> **Exercise instructions**:
Would you retype all of these records exactly?

[Stored records]
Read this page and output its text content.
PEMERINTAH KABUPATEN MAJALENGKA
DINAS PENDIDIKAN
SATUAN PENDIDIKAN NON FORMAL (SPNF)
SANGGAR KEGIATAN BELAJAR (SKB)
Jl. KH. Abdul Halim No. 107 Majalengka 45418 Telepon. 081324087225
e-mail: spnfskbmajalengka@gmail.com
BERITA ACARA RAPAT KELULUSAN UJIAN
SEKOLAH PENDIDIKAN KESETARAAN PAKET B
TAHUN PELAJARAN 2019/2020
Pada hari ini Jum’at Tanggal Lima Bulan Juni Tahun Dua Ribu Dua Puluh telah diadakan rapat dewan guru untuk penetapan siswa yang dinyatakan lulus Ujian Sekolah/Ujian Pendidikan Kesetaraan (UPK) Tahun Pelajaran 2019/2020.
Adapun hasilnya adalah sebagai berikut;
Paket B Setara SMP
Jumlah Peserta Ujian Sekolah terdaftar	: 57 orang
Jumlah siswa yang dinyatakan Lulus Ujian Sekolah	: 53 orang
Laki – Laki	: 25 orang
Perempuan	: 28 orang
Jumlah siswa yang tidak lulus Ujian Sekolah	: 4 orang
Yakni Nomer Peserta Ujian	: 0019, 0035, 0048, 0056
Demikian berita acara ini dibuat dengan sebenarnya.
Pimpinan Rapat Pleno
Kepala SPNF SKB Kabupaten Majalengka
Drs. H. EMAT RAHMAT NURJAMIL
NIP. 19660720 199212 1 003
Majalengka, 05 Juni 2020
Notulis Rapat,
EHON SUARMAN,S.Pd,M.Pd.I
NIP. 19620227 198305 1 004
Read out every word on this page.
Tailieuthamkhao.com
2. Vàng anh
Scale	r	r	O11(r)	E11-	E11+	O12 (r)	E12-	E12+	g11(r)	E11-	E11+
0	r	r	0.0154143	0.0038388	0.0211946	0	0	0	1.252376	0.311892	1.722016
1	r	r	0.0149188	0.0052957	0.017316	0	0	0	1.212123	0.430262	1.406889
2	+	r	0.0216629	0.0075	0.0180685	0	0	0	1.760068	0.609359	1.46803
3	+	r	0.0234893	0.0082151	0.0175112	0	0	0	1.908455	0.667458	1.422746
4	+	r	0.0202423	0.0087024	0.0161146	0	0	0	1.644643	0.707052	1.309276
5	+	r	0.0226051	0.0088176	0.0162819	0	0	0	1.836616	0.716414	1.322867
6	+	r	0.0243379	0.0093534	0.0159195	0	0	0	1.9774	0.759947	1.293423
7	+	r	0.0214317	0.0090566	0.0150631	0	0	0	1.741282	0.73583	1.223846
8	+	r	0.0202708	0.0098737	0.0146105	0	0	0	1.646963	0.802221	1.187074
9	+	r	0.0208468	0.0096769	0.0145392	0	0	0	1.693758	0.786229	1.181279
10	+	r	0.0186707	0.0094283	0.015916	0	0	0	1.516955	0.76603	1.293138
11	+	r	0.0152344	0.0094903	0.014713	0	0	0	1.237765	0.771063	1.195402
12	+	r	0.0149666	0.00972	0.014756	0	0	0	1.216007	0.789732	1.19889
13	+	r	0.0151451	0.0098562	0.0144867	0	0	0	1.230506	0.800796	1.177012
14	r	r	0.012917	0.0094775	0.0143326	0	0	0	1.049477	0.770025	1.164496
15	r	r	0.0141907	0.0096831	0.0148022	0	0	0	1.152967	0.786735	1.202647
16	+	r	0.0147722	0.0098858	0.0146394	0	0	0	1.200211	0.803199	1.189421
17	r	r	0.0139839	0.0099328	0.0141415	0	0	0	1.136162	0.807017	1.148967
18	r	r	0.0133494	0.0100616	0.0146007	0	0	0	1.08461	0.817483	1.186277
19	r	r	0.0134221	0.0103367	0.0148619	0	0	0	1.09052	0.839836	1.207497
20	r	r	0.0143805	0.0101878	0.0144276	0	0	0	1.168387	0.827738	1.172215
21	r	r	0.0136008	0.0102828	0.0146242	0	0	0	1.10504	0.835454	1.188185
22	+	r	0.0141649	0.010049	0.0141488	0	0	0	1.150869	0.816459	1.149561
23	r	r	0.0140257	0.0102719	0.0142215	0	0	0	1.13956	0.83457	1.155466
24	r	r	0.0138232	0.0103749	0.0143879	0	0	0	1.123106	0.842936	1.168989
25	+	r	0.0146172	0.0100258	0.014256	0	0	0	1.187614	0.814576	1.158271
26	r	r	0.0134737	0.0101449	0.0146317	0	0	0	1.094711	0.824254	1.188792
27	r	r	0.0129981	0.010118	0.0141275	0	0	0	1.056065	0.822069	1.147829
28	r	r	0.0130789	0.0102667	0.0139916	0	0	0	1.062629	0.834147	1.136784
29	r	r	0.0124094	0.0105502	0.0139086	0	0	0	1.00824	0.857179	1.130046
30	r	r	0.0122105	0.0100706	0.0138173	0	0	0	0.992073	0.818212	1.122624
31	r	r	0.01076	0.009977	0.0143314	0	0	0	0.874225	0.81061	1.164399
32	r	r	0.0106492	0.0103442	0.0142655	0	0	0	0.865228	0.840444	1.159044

> **Finished exercise**:
Read this page and output its text content.
PEMERINTAH KABUPATEN MAJALENGKA
DINAS PENDIDIKAN
SATUAN PENDIDIKAN NON FORMAL (SPNF)
SANGGAR KEGIATAN BELAJAR (SKB)
Jl. KH. Abdul Halim No. 107 Majalengka 45418 Telepon. 081324087225
e-mail: spnfskbmajalengka@gmail.com
BERITA ACARA RAPAT KELULUSAN UJIAN
SEKOLAH PENDIDIKAN KESETARAAN PAKET B
TAHUN PELAJARAN 2019/2020
Pada hari ini Jum’at Tanggal Lima Bulan Juni Tahun Dua Ribu Dua Puluh telah diadakan rapat dewan guru untuk penetapan siswa yang dinyatakan lulus Ujian Sekolah/Ujian Pendidikan Kesetaraan (UPK) Tahun Pelajaran 2019/2020.
Adapun hasilnya adalah sebagai berikut;
Paket B Setara SMP
Jumlah Peserta Ujian Sekolah terdaftar	: 57 orang
Jumlah siswa yang dinyatakan Lulus Ujian Sekolah	: 53 orang
Laki – Laki	: 25 orang
Perempuan	: 28 orang
Jumlah siswa yang tidak lulus Ujian Sekolah	: 4 orang
Yakni Nomer Peserta Ujian	: 0019, 0035, 0048, 0056
Demikian berita acara ini dibuat dengan sebenarnya.
Pimpinan Rapat Pleno
Kepala SPNF SKB Kabupaten Majalengka
Drs. H. EMAT RAHMAT NURJAMIL
NIP. 19660720 199212 1 003
Majalengka, 05 Juni 2020
Notulis Rapat,
EHON SUARMAN,S.Pd,M.Pd.I
NIP. 19620227 198305 1 004
Read out every word on this page.
Tailieuthamkhao.com
2. Vàng anh
Scale	r	r	O11(r)	E11-	E11+	O12 (r)	E12-	E12+	g11(r)	E11-	E11+
0	r	r	0.0154143	0.0038388	0.0211946	0	0	0	1.252376	0.311892	1.722016
1	r	r	0.0149188	0.0052957	0.017316	0	0	0	1.212123	0.430262	1.406889
2	+	r	0.0216629	0.0075	0.0180685	0	0	0	1.760068	0.609359	1.46803
3	+	r	0.0234893	0.0082151	0.0175112	0	0	0	1.908455	0.667458	1.422746
4	+	r	0.0202423	0.0087024	0.0161146	0	0	0	1.644643	0.707052	1.309276
5	+	r	0.0226051	0.0088176	0.0162819	0	0	0	1.836616	0.716414	1.322867
6	+	r	0.0243379	0.0093534	0.0159195	0	0	0	1.9774	0.759947	1.293423
7	+	r	0.0214317	0.0090566	0.0150631	0	0	0	1.741282	0.73583	1.223846
8	+	r	0.0202708	0.0098737	0.0146105	0	0	0	1.646963	0.802221	1.187074
9	+	r	0.0208468	0.0096769	0.0145392	0	0	0	1.693758	0.786229	1.181279
10	+	r	0.0186707	0.0094283	0.015916	0	0	0	1.516955	0.76603	1.293138
11	+	r	0.0152344	0.0094903	0.014713	0	0	0	1.237765	0.771063	1.195402
12	+	r	0.0149666	0.00972	0.014756	0	0	0	1.216007	0.789732	1.19889
13	+	r	0.0151451	0.0098562	0.0144867	0	0	0	1.230506	0.800796	1.177012
14	r	r	0.012917	0.0094775	0.0143326	0	0	0	1.049477	0.770025	1.164496
15	r	r	0.0141907	0.0096831	0.0148022	0	0	0	1.152967	0.786735	1.202647
16	+	r	0.0147722	0.0098858	0.0146394	0	0	0	1.200211	0.803199	1.189421
17	r	r	0.0139839	0.0099328	0.0141415	0	0	0	1.136162	0.807017	1.148967
18	r	r	0.0133494	0.0100616	0.0146007	0	0	0	1.08461	0.817483	1.186277
19	r	r	0.0134221	0.0103367	0.0148619	0	0	0	1.09052	0.839836	1.207497
20	r	r	0.0143805	0.0101878	0.0144276	0	0	0	1.168387	0.827738	1.172215
21	r	r	0.0136008	0.0102828	0.0146242	0	0	0	1.10504	0.835454	1.188185
22	+	r	0.0141649	0.010049	0.0141488	0	0	0	1.150869	0.816459	1.149561
23	r	r	0.0140257	0.0102719	0.0142215	0	0	0	1.13956	0.83457	1.155466
24	r	r	0.0138232	0.0103749	0.0143879	0	0	0	1.123106	0.842936	1.168989
25	+	r	0.0146172	0.0100258	0.014256	0	0	0	1.187614	0.814576	1.158271
26	r	r	0.0134737	0.0101449	0.0146317	0	0	0	1.094711	0.824254	1.188792
27	r	r	0.0129981	0.010118	0.0141275	0	0	0	1.056065	0.822069	1.147829
28	r	r	0.0130789	0.0102667	0.0139916	0	0	0	1.062629	0.834147	1.136784
29	r	r	0.0124094	0.0105502	0.0139086	0	0	0	1.00824	0.857179	1.130046
30	r	r	0.0122105	0.0100706	0.0138173	0	0	0	0.992073	0.818212	1.122624
31	r	r	0.01076	0.009977	0.0143314	0	0	0	0.874225	0.81061	1.164399
32	r	r	0.0106492	0.0103442	0.0142655	0	0	0	0.865228	0.840444	1.159044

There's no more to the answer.